• **WHAT NEEDS TO BE DONE**: Of all the lines in these entries, how many contain the string "name"? Give only that count.

• **STORED RECORDS**:
## start

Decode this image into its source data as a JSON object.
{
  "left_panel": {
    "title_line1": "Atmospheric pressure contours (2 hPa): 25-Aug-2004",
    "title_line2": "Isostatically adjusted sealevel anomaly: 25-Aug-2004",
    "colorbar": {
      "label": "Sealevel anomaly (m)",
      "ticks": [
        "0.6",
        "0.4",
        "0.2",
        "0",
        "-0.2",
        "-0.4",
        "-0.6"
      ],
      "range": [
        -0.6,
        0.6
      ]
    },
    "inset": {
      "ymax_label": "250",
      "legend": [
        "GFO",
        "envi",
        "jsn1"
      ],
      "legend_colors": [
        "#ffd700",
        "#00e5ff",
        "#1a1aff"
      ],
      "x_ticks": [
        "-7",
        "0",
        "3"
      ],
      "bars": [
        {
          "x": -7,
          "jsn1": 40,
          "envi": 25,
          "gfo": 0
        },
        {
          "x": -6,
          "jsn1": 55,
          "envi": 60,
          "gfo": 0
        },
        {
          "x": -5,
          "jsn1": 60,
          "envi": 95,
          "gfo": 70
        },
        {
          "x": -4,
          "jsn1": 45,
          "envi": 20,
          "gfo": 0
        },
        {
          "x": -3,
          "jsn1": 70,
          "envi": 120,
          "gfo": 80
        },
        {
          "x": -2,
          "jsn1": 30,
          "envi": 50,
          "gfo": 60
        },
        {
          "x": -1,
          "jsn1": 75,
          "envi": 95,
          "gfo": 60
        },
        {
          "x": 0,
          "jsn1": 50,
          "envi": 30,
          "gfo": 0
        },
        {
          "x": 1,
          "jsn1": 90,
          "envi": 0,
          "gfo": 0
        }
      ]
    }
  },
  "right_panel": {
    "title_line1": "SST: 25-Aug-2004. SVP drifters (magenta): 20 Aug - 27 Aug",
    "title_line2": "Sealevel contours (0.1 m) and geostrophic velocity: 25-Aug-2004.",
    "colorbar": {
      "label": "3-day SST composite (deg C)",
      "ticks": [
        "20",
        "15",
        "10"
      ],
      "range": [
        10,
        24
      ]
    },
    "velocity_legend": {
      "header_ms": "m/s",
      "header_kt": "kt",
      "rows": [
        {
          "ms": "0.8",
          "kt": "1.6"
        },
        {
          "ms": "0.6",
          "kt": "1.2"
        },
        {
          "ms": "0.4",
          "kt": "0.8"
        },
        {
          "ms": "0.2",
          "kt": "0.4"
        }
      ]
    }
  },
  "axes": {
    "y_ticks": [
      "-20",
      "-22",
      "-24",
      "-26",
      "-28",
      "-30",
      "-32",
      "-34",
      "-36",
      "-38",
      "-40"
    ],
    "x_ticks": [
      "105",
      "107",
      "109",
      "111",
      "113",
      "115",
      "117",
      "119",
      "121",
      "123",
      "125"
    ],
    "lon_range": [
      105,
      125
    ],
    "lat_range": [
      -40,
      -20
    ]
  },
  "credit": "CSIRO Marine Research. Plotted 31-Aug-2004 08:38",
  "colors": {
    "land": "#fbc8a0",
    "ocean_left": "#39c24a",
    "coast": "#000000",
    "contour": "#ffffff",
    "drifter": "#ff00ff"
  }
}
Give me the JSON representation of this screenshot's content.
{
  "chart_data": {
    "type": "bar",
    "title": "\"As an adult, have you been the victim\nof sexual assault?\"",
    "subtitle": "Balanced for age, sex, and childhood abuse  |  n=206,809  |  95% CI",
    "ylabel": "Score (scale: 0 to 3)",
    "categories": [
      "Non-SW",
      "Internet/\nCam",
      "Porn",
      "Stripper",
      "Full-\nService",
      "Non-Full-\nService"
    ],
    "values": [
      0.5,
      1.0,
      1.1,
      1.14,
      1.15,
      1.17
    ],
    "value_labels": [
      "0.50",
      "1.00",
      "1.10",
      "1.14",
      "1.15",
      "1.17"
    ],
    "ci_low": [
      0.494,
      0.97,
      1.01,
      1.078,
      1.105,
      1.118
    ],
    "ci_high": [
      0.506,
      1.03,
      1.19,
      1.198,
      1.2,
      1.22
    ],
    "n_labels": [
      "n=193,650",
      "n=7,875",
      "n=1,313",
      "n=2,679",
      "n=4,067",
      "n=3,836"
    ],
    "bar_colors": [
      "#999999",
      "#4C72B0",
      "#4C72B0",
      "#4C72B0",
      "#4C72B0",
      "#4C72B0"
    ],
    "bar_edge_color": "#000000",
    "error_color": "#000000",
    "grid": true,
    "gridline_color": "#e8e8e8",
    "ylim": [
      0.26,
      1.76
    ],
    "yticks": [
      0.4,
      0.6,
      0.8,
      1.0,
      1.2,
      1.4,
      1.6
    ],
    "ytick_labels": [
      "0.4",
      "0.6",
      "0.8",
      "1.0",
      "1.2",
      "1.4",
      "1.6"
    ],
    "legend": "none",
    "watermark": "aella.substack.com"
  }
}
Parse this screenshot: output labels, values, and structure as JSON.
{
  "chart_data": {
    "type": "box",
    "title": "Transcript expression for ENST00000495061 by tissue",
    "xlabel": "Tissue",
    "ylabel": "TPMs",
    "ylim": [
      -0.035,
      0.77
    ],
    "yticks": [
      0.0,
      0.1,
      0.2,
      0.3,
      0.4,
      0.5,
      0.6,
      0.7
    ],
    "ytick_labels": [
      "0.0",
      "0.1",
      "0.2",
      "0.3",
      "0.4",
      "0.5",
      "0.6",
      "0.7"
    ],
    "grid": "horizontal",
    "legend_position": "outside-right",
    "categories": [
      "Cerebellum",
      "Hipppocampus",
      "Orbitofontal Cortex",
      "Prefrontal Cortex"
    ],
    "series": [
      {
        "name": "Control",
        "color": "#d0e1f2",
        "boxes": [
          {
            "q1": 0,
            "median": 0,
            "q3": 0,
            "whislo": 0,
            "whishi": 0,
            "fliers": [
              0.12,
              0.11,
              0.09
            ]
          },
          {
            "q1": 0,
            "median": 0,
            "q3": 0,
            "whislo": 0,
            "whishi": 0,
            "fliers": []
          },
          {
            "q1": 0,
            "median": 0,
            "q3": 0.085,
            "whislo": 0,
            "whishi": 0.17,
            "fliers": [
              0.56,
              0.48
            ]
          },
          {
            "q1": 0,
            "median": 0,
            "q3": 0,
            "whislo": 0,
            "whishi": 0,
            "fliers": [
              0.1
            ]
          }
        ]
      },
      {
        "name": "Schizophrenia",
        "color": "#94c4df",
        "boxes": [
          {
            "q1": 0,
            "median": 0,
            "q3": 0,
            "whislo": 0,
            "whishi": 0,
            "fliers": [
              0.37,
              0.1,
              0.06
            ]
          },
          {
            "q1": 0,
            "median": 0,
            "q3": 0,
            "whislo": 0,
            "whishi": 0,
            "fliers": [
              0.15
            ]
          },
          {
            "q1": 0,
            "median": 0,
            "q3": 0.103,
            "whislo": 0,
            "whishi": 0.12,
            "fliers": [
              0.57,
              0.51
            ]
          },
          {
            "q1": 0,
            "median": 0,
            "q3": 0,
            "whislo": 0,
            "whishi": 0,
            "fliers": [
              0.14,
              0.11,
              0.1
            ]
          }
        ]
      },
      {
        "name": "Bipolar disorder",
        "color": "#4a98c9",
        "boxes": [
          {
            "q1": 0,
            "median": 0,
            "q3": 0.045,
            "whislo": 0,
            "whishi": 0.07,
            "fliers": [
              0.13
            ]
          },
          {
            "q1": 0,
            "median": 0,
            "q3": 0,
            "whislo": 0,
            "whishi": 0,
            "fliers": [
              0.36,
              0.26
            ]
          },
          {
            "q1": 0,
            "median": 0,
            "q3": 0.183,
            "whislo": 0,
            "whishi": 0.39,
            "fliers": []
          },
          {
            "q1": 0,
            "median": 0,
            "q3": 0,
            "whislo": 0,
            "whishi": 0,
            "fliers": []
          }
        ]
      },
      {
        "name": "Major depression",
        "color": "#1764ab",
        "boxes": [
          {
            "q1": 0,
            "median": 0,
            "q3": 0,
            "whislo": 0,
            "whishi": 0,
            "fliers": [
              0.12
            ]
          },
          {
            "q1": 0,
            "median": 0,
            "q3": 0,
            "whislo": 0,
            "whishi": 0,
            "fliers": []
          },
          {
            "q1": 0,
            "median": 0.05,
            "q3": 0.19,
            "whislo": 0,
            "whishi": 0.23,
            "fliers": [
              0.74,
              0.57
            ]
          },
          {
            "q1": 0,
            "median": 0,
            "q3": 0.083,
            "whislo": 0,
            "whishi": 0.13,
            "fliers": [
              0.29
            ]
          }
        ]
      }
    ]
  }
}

## end

• **COMPLETE RESPONSE**: 4